- Task statement
Find each line containing the string "JSON" and return it.
##### Records to use #####
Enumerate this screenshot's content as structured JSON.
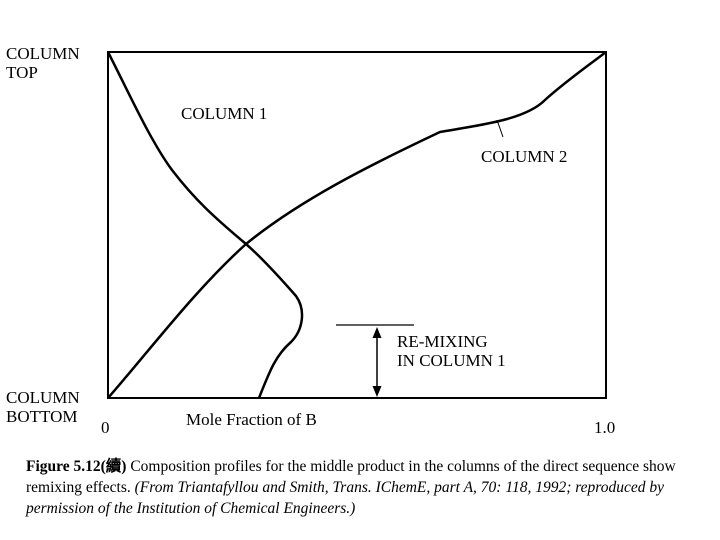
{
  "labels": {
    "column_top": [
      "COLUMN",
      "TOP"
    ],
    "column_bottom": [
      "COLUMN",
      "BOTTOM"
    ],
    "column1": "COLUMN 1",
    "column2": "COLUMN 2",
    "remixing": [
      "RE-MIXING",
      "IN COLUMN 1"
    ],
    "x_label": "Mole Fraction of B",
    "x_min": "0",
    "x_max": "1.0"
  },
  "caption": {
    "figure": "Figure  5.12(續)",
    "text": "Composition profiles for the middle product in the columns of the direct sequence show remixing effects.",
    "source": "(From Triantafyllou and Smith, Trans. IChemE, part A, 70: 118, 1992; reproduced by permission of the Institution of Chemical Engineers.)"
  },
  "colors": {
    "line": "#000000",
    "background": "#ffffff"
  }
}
#####
##### Records to use #####
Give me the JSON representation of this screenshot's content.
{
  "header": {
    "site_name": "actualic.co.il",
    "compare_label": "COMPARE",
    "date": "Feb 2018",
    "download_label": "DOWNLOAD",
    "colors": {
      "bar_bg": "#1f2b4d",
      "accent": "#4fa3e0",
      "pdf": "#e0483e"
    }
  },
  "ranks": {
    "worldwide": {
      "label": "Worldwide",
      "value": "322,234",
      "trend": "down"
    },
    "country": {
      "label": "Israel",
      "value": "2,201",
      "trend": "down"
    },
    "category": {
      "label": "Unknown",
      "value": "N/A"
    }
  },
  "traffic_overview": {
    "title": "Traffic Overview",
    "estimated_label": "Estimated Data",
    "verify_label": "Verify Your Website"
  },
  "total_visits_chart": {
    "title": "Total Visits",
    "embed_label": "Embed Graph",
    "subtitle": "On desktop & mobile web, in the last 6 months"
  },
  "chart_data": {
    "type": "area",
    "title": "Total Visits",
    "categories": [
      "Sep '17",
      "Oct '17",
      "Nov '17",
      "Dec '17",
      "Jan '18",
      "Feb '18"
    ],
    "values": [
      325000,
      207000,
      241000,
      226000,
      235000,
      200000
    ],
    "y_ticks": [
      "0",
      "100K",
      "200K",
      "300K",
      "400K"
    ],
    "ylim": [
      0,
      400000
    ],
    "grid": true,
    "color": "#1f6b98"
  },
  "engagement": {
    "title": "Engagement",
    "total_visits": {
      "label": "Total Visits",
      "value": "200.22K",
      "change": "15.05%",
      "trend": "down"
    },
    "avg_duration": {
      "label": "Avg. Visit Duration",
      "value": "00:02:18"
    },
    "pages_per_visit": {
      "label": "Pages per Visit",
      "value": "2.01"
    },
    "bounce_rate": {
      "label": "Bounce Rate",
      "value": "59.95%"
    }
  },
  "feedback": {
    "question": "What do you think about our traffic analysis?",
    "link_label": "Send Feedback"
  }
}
#####
- Response to this task
Enumerate this screenshot's content as structured JSON.
Give me the JSON representation of this screenshot's content.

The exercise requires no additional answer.